#### EXCERPTED RECORDS

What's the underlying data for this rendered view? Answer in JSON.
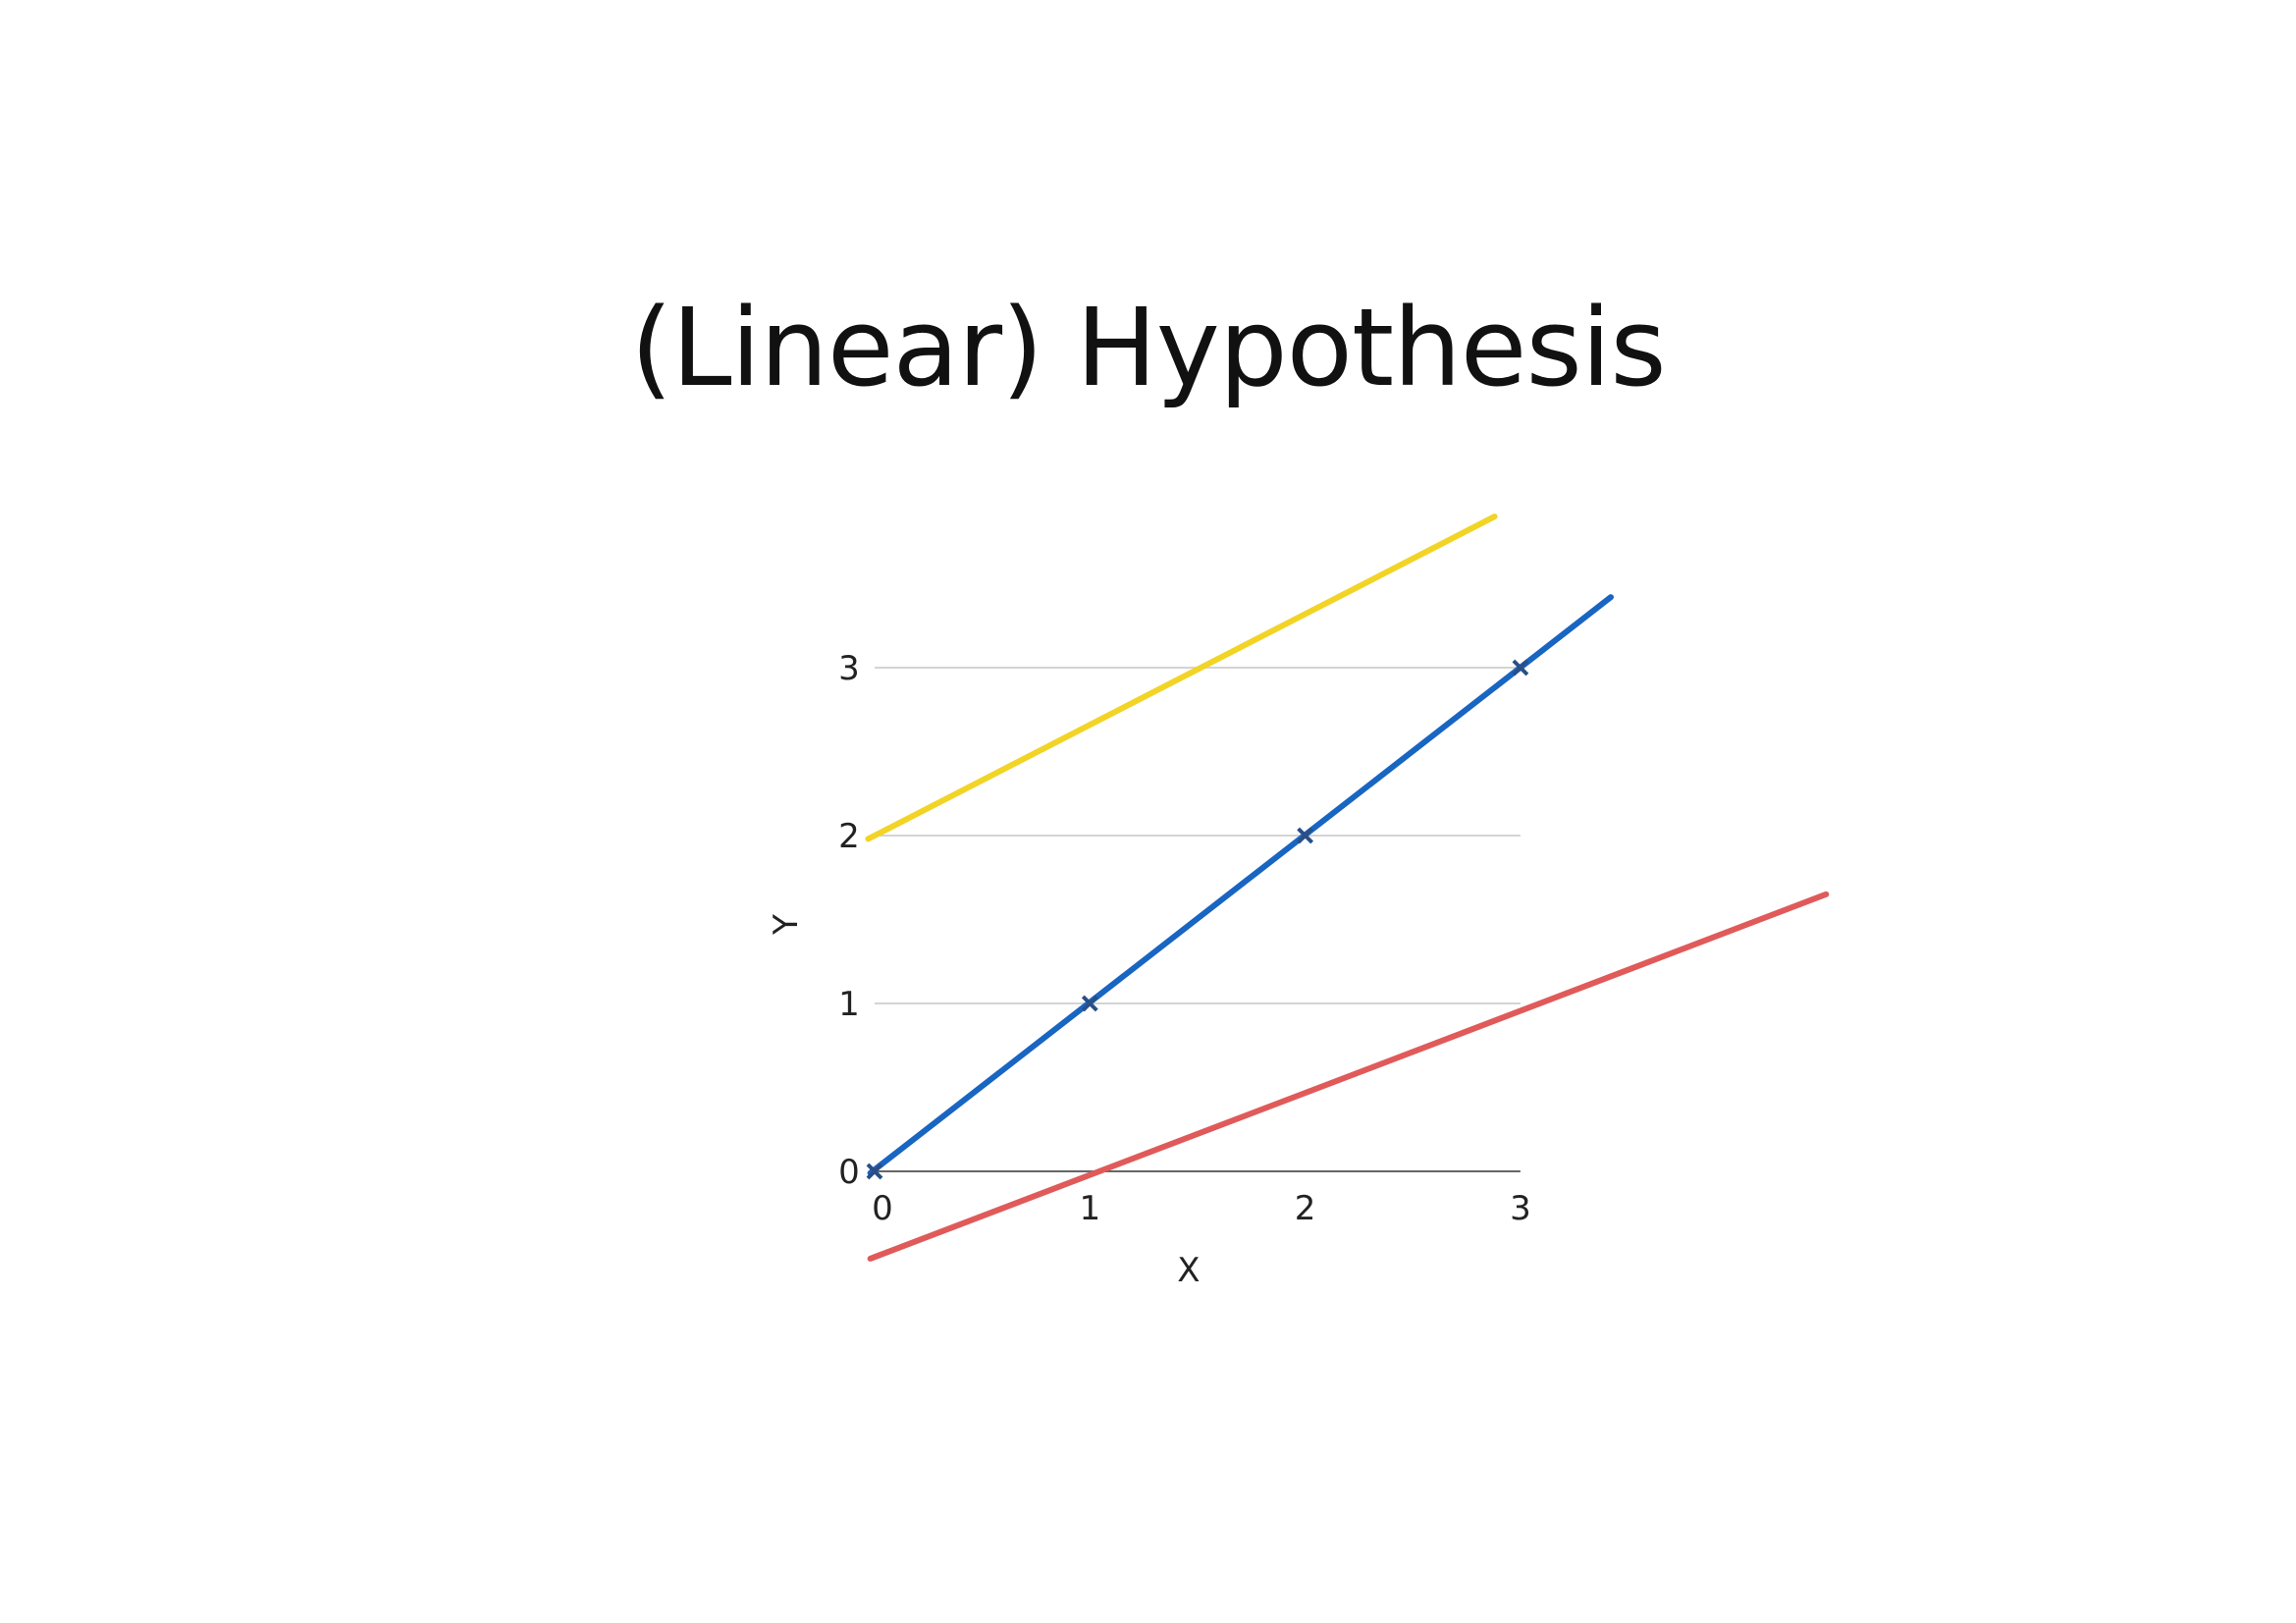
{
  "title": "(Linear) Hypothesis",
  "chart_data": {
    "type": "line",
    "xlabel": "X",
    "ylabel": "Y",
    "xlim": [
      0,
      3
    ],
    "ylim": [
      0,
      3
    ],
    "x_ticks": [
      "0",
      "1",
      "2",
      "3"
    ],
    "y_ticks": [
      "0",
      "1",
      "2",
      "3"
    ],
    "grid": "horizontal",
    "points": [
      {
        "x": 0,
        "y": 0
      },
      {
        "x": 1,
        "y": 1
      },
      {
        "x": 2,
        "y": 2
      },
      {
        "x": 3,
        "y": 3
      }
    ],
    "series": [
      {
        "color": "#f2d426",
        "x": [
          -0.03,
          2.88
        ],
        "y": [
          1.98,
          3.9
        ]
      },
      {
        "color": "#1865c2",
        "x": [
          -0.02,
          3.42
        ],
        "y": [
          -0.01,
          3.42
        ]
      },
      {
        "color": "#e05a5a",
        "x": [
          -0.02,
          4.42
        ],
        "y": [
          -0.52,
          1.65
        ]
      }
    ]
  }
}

########

## TASK TO COMPLETE
Gather every line containing the word "color" and copy it.

## WRITTEN RESPONSE
        "color": "#f2d426",
        "color": "#1865c2",
        "color": "#e05a5a",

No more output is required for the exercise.